Exercise description — Look through the material and copy each line holding "this".

|---|

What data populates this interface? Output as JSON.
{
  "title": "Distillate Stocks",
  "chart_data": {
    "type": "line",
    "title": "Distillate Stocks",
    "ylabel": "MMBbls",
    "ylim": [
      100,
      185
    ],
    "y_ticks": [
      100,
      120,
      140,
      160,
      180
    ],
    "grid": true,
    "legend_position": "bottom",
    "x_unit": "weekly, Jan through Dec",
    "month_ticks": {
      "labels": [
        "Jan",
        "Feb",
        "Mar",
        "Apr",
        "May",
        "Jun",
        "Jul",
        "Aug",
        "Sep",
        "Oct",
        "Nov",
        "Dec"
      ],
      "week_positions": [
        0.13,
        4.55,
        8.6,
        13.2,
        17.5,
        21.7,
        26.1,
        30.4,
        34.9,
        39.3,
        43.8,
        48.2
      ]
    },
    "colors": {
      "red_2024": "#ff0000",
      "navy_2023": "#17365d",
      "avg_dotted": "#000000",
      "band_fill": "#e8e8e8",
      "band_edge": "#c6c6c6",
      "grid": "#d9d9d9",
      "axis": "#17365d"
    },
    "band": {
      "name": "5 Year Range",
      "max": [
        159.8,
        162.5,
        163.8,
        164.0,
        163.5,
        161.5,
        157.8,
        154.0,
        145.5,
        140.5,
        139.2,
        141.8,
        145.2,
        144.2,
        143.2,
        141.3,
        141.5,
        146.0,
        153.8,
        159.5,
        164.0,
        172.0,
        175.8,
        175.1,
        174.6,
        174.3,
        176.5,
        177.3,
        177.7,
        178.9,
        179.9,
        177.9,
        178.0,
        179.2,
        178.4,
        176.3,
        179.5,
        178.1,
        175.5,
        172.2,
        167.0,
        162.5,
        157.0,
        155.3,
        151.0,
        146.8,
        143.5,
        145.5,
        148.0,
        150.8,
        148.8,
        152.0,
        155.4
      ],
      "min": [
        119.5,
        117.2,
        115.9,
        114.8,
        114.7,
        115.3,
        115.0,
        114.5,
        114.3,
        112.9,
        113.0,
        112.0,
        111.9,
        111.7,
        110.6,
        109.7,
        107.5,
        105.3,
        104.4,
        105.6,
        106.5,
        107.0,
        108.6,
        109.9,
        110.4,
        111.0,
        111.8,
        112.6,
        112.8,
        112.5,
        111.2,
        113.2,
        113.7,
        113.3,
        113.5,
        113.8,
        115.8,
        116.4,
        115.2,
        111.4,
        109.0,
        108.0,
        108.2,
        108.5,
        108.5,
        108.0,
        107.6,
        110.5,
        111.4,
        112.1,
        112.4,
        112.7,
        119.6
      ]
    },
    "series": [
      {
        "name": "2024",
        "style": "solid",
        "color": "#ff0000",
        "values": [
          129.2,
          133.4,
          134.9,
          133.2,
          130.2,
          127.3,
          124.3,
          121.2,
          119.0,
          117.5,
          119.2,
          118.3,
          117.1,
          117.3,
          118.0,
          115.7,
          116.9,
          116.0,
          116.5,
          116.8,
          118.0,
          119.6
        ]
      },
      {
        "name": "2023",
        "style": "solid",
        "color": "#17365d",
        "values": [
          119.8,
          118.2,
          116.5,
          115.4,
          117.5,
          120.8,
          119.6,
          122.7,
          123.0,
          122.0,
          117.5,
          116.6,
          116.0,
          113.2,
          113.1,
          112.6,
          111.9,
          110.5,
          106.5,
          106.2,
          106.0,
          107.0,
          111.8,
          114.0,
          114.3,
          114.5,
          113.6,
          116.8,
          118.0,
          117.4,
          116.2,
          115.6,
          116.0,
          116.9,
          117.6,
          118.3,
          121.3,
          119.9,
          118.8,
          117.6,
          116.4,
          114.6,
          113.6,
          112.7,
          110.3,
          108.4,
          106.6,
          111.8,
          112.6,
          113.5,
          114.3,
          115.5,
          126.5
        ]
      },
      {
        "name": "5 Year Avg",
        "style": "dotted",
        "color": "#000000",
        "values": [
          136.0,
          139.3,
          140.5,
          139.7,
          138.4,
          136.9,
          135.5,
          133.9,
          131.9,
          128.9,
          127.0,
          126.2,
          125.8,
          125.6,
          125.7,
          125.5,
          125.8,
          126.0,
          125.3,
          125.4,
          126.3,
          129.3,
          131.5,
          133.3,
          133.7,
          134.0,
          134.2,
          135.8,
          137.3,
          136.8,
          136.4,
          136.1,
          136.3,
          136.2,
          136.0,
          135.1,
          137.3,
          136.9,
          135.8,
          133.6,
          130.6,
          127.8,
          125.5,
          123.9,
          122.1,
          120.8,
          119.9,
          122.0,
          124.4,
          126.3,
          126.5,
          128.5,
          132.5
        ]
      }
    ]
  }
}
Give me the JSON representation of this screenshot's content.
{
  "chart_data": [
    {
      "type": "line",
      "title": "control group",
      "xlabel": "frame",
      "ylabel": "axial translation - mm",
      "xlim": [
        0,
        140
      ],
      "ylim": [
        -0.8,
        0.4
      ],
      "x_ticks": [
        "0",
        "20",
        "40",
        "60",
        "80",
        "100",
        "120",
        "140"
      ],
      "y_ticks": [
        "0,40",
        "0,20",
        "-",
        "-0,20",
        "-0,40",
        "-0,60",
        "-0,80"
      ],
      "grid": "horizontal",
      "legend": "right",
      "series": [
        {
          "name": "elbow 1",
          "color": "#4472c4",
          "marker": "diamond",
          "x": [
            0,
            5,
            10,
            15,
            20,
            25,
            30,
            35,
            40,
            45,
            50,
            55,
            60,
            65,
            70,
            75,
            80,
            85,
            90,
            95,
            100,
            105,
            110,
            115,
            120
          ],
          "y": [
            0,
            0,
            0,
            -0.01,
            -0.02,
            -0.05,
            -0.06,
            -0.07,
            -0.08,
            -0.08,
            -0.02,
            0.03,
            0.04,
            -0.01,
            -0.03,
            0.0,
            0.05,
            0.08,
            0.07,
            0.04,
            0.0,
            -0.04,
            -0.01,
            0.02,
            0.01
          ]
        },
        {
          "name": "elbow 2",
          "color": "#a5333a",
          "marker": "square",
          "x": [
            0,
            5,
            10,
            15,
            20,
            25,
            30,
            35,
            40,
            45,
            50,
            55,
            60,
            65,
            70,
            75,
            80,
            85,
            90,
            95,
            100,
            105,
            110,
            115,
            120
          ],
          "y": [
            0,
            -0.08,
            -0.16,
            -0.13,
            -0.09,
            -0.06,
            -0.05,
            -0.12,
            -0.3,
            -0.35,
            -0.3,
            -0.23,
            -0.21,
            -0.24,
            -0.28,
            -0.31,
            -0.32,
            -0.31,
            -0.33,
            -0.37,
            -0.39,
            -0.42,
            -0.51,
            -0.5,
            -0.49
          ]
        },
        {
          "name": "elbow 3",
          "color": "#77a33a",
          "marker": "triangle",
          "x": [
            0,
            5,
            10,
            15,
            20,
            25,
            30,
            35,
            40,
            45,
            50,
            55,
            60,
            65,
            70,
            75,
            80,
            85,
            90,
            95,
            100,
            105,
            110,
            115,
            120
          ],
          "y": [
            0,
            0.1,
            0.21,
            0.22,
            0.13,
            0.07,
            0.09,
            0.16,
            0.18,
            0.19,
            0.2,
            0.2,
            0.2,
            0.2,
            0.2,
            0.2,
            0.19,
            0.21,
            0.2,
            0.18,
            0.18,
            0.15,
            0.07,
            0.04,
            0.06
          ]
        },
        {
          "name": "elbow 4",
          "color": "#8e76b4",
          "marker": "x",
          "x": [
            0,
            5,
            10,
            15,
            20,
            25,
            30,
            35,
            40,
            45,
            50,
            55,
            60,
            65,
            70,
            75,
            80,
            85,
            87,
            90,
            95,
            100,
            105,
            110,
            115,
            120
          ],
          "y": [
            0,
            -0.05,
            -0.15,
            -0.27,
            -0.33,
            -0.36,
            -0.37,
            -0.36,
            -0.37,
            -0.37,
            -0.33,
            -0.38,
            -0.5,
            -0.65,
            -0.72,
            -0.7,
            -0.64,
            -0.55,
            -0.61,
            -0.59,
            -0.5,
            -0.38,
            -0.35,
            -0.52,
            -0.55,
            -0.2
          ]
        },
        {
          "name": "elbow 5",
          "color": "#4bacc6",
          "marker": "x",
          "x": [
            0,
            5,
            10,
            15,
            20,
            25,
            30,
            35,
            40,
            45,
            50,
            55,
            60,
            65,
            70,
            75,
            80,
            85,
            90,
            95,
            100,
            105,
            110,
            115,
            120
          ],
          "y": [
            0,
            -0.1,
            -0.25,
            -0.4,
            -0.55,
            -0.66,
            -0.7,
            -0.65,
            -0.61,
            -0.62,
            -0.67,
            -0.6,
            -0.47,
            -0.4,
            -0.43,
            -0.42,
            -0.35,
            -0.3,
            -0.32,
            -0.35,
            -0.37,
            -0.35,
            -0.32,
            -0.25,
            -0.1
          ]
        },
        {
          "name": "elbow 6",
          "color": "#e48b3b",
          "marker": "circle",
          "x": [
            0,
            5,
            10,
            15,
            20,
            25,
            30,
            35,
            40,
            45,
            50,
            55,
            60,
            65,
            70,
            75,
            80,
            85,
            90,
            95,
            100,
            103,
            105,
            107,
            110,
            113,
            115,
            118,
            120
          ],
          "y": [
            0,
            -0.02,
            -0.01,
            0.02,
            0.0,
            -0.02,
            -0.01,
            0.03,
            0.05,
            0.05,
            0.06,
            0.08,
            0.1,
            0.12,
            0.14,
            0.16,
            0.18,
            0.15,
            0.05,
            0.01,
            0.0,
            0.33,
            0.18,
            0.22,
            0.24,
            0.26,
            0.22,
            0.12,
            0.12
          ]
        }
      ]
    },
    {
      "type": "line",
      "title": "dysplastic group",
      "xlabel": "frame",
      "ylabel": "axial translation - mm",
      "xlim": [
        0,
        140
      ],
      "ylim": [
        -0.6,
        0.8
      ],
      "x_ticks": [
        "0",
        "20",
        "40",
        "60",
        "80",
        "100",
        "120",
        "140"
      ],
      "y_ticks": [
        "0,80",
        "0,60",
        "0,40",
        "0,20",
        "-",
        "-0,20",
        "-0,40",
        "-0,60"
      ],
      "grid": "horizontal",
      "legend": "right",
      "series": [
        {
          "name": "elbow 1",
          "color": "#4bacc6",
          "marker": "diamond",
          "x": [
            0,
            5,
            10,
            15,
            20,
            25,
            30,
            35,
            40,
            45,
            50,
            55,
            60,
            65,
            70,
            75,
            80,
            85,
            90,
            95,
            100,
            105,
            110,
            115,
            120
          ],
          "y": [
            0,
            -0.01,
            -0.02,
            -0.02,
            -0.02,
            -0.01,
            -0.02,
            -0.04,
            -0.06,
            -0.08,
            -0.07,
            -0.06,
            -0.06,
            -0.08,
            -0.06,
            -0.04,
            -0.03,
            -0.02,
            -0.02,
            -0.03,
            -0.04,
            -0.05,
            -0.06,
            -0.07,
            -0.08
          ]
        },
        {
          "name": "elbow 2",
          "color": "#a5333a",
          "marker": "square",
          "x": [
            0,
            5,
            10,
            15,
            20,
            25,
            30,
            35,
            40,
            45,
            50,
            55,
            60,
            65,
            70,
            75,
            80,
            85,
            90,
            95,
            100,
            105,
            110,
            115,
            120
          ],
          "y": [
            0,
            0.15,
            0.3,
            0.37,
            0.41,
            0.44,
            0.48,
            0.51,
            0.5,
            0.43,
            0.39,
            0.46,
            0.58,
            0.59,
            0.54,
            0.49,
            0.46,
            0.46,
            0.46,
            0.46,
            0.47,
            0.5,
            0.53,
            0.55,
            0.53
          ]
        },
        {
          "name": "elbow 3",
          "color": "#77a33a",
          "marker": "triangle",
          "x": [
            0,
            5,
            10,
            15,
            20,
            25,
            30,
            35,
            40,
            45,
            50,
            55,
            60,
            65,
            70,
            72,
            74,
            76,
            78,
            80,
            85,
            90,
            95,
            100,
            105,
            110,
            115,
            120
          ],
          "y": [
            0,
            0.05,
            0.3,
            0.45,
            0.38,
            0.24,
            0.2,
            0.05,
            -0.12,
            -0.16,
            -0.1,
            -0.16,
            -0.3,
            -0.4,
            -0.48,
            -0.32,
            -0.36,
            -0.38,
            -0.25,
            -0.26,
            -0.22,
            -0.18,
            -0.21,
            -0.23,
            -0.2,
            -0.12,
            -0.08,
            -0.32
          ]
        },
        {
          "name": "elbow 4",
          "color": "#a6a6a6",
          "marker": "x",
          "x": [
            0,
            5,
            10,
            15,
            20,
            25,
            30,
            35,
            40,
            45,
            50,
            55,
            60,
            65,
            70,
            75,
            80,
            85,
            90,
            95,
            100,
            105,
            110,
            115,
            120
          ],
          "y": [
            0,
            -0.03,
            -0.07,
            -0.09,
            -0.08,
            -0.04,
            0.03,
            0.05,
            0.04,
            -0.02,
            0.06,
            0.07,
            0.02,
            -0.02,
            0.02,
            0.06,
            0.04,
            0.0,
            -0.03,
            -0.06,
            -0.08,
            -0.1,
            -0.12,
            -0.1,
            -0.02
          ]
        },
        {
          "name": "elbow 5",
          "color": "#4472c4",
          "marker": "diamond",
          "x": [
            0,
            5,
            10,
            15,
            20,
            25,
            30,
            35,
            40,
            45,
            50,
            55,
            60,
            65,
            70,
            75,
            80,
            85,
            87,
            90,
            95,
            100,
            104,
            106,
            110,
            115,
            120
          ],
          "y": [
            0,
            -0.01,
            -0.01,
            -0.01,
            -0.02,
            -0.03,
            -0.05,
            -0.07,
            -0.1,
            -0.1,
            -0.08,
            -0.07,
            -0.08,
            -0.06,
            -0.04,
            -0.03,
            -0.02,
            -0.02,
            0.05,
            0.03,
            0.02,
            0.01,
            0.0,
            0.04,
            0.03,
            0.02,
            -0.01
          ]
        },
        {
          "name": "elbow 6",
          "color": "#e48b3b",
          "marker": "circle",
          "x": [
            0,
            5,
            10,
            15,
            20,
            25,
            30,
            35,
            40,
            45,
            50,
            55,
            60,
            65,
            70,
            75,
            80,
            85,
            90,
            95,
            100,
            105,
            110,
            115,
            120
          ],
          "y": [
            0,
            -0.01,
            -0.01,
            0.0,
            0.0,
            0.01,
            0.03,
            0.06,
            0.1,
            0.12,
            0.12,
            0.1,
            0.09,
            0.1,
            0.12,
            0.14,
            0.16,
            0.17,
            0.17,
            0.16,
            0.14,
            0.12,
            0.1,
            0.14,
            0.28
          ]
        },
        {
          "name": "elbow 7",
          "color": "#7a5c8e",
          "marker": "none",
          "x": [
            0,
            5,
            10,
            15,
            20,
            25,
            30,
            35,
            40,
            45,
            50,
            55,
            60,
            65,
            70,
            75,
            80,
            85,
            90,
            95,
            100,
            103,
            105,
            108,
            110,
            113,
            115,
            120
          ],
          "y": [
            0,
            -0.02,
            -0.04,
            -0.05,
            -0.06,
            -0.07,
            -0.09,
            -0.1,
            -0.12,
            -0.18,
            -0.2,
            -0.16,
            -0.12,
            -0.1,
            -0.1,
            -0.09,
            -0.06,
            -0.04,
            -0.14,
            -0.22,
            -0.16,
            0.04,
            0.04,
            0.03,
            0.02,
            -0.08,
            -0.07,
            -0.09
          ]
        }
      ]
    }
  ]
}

|---|

Answer to the exercise —
What data populates this interface? Output as JSON.
Give me the JSON representation of this screenshot's content.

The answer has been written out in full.